--- START OF INPUT RECORDS ---
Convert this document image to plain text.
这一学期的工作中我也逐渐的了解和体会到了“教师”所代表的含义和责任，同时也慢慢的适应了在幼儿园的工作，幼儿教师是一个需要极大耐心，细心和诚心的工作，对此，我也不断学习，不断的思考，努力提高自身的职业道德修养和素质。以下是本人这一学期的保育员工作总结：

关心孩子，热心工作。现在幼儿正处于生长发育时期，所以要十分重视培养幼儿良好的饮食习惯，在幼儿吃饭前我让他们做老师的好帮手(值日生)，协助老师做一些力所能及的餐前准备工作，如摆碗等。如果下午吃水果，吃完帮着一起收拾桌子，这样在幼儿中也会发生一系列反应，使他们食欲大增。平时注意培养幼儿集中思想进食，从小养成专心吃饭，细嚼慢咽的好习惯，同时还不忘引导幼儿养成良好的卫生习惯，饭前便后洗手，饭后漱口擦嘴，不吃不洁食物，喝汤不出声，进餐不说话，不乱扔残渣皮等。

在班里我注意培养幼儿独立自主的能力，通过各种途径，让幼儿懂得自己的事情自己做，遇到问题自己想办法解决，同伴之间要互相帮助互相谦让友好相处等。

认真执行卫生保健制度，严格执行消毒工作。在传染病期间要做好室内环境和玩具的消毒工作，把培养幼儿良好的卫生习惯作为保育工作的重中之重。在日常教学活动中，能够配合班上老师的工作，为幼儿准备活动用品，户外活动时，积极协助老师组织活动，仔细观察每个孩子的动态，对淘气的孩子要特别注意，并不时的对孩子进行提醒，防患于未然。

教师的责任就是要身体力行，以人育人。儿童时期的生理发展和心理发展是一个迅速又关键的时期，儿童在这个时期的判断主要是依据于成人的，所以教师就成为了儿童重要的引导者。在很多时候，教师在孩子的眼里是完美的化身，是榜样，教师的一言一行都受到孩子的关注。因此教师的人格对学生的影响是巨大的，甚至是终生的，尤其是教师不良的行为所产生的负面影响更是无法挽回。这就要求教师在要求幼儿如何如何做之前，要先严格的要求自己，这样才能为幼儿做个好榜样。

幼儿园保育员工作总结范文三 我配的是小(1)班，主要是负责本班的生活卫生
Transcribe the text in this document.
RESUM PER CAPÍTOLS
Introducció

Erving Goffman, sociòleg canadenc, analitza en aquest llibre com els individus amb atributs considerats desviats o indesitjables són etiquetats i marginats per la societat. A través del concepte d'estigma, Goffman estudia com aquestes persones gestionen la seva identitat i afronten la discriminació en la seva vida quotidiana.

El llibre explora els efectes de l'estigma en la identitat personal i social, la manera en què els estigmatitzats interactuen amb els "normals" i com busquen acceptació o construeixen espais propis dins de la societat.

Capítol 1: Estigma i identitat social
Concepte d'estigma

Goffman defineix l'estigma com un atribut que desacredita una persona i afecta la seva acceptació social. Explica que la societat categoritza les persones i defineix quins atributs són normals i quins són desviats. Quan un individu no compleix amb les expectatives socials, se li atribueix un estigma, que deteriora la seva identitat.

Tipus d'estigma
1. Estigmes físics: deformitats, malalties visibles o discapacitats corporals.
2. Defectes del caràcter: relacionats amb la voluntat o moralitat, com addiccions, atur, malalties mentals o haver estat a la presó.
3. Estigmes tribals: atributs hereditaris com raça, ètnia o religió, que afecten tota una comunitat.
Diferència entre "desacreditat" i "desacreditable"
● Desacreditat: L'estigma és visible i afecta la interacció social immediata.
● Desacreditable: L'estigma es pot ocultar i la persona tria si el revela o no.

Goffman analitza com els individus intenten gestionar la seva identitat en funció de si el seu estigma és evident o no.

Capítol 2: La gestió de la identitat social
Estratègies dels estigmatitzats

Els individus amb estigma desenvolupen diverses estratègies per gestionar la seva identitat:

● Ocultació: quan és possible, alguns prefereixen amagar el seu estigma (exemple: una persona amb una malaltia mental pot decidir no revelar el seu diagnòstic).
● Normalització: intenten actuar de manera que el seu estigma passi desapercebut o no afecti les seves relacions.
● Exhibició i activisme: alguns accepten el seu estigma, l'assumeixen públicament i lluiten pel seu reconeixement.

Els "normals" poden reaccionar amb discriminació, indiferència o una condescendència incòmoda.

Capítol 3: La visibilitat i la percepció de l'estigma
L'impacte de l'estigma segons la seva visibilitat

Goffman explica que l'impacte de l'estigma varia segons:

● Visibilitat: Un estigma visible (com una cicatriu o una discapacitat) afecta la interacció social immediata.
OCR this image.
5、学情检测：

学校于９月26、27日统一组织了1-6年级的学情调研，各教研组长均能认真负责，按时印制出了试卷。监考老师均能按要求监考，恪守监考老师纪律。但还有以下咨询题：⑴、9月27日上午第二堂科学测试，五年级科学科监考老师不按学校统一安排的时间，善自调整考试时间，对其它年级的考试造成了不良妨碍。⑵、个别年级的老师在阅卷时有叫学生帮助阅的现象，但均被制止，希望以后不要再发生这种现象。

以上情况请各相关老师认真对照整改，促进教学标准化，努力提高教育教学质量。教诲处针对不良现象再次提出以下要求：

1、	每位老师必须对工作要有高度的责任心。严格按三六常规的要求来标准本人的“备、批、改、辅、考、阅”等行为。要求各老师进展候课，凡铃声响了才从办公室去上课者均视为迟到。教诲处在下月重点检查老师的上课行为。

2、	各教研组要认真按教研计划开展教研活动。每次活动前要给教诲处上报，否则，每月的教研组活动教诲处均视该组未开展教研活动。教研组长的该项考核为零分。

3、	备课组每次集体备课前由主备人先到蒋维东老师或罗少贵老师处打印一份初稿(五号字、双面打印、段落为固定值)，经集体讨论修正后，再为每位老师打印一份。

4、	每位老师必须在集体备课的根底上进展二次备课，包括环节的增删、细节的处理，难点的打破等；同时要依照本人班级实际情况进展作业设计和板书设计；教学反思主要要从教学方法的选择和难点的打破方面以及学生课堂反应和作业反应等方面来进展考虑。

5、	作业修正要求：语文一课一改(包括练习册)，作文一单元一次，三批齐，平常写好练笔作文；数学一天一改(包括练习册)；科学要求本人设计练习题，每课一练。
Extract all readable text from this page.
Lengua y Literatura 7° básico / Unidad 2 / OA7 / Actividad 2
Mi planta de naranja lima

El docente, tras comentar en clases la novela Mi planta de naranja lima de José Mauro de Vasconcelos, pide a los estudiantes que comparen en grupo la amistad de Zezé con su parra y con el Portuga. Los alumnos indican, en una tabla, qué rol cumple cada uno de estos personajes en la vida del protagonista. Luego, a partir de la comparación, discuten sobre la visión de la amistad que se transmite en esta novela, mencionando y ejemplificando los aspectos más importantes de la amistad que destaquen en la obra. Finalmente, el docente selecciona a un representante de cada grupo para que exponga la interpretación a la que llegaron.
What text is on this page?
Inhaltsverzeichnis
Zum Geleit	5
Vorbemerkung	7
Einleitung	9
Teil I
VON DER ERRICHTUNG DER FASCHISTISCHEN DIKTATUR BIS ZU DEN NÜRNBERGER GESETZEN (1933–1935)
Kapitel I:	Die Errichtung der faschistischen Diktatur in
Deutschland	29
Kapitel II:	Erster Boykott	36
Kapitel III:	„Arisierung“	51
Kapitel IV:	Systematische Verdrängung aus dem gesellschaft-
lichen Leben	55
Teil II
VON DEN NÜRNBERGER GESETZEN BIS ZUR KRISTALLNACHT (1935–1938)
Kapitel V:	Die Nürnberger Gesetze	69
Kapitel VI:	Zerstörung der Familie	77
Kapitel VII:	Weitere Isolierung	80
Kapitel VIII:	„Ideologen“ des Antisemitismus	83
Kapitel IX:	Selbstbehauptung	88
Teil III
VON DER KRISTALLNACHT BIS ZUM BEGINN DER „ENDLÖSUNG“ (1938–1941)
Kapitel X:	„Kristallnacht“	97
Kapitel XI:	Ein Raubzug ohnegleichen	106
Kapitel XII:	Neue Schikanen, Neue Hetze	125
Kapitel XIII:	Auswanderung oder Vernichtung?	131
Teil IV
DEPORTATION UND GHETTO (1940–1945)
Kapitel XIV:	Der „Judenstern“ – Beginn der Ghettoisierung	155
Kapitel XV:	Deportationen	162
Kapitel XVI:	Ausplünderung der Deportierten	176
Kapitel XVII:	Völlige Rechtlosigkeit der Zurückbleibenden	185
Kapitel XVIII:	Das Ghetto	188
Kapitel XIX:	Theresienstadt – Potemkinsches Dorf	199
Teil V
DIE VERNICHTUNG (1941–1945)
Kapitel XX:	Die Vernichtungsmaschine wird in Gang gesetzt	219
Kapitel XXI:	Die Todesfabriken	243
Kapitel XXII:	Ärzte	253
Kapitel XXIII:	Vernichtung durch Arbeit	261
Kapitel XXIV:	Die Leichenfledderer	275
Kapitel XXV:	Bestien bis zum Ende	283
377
--- END OF INPUT RECORDS ---
### [TASK DESCRIPTION]
Reply with the number of lines in the preceding entries that contain "Estigmes", and no other words.

### [RESULT BELOW]
2